| Problem to work on |
Extract, word for word, each line from the line holding "Read all visible content and emit it as JSON." through the end of the records. Omit every picture.
===== Record set
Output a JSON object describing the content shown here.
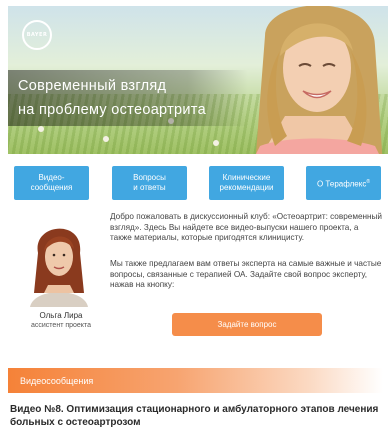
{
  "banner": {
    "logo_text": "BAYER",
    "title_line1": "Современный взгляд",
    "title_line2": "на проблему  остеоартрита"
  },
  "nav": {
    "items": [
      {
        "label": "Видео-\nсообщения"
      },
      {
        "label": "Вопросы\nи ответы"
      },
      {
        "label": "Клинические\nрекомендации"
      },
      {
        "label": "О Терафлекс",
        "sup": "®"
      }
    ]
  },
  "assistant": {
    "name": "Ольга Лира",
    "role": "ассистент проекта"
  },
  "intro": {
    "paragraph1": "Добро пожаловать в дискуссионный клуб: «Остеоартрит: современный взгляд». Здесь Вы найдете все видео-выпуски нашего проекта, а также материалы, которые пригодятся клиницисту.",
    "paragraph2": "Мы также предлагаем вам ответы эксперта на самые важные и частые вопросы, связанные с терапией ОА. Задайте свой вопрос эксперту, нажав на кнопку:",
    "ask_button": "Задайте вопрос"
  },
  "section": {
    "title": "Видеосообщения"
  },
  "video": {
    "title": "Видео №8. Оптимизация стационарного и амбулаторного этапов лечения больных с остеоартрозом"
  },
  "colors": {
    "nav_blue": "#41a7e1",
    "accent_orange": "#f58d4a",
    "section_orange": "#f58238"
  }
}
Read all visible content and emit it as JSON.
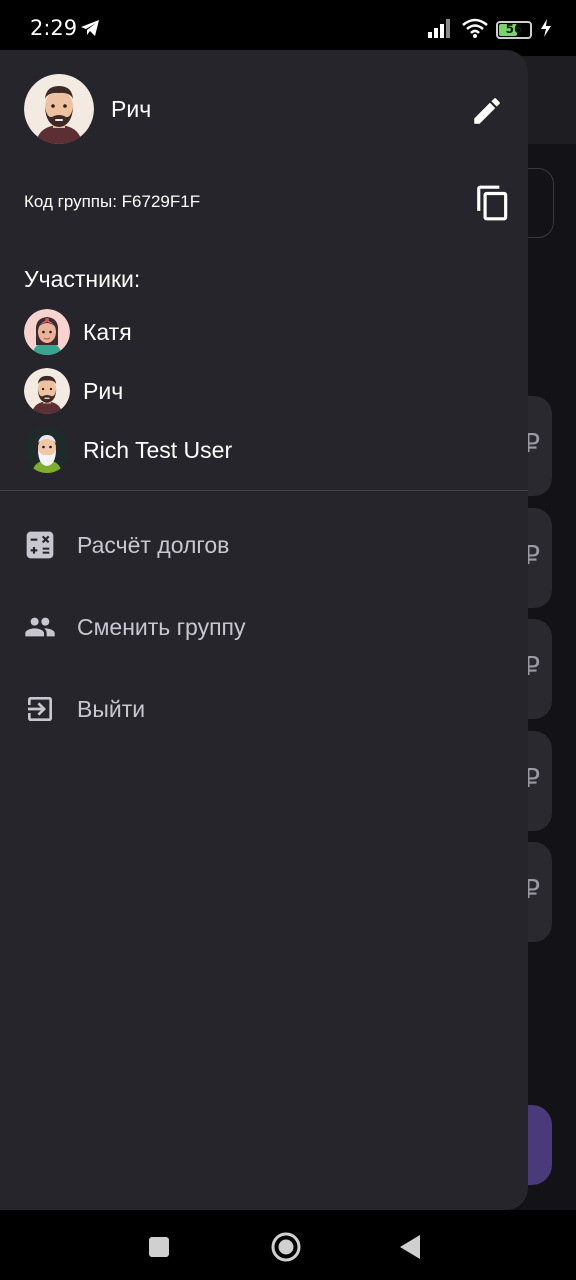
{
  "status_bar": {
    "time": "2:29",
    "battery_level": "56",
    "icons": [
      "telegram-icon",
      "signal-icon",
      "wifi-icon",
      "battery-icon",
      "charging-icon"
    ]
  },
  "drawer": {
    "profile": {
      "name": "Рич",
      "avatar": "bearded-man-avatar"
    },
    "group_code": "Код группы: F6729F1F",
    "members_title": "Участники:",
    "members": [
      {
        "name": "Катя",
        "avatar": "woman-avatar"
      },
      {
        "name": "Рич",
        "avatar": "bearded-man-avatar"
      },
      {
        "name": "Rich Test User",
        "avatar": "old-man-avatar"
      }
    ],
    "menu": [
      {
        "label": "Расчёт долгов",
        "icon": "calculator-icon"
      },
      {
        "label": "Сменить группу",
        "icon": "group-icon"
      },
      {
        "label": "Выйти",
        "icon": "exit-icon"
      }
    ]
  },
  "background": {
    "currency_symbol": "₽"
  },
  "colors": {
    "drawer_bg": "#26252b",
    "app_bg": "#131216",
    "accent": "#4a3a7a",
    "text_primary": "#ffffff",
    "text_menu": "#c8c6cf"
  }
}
==========
| Correct output |
Read all visible content and emit it as JSON.
{
  "status_bar": {
    "time": "2:29",
    "battery_level": "56",
    "icons": [
      "telegram-icon",
      "signal-icon",
      "wifi-icon",
      "battery-icon",
      "charging-icon"
    ]
  },
  "drawer": {
    "profile": {
      "name": "Рич",
      "avatar": "bearded-man-avatar"
    },
    "group_code": "Код группы: F6729F1F",
    "members_title": "Участники:",
    "members": [
      {
        "name": "Катя",
        "avatar": "woman-avatar"
      },
      {
        "name": "Рич",
        "avatar": "bearded-man-avatar"
      },
      {
        "name": "Rich Test User",
        "avatar": "old-man-avatar"
      }
    ],
    "menu": [
      {
        "label": "Расчёт долгов",
        "icon": "calculator-icon"
      },
      {
        "label": "Сменить группу",
        "icon": "group-icon"
      },
      {
        "label": "Выйти",
        "icon": "exit-icon"
      }
    ]
  },
  "background": {
    "currency_symbol": "₽"
  },
  "colors": {
    "drawer_bg": "#26252b",
    "app_bg": "#131216",
    "accent": "#4a3a7a",
    "text_primary": "#ffffff",
    "text_menu": "#c8c6cf"
  }
}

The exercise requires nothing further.